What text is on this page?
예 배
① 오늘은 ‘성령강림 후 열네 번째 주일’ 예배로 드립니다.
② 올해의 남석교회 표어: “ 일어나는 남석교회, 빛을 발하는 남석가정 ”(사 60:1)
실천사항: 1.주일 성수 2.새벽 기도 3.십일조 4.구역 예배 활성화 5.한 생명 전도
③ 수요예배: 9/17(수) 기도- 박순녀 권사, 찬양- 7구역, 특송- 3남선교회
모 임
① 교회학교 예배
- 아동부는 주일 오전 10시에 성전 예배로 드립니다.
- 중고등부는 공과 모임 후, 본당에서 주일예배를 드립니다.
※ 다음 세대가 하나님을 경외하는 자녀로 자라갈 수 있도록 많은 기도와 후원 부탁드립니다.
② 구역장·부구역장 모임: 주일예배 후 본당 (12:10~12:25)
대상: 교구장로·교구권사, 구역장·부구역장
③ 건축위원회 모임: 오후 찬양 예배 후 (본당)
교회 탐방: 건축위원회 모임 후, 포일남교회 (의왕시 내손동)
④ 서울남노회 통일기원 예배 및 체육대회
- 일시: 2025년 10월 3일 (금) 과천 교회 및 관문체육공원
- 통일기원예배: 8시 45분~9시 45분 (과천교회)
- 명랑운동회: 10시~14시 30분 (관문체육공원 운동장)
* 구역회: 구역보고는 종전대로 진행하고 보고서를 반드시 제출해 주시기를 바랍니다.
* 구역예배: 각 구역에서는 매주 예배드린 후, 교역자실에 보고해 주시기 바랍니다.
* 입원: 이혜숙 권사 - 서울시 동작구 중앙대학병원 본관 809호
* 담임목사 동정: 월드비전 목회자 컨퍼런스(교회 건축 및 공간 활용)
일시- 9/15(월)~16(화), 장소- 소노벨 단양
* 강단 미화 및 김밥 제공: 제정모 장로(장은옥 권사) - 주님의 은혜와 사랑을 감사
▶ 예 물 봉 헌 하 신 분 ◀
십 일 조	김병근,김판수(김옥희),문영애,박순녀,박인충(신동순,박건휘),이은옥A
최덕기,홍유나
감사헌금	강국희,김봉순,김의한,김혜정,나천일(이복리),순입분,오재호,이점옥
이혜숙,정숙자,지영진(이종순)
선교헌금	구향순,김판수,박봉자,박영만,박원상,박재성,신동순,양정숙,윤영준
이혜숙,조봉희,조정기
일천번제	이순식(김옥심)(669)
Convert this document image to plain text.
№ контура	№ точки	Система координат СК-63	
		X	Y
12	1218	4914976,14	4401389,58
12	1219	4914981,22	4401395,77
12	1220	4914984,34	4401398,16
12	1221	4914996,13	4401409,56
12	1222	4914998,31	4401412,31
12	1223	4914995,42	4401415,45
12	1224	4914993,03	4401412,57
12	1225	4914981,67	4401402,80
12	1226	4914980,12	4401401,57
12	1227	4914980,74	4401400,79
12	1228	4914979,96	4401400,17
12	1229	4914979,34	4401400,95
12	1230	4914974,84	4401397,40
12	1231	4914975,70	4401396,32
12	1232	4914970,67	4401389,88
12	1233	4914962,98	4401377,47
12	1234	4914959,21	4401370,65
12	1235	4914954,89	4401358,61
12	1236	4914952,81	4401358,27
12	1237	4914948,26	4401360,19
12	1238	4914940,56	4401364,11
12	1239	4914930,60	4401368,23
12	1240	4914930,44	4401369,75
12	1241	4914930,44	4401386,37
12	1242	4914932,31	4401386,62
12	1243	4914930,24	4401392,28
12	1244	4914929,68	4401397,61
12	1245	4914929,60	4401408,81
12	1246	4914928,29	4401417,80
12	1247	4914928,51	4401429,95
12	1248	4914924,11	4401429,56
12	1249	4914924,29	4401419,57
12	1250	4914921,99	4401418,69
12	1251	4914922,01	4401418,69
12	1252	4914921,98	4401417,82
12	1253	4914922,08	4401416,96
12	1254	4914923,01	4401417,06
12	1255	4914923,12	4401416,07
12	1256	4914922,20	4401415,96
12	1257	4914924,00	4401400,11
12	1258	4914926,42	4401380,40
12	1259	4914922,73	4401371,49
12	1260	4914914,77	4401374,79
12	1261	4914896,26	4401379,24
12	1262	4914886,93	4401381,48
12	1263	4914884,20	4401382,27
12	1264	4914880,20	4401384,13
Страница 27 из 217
● ● ● ●
**Goal of the exercise**.
Report each line of the material above where the word "부구역장" appears.

**Solution to this problem**.
② 구역장·부구역장 모임: 주일예배 후 본당 (12:10~12:25)
대상: 교구장로·교구권사, 구역장·부구역장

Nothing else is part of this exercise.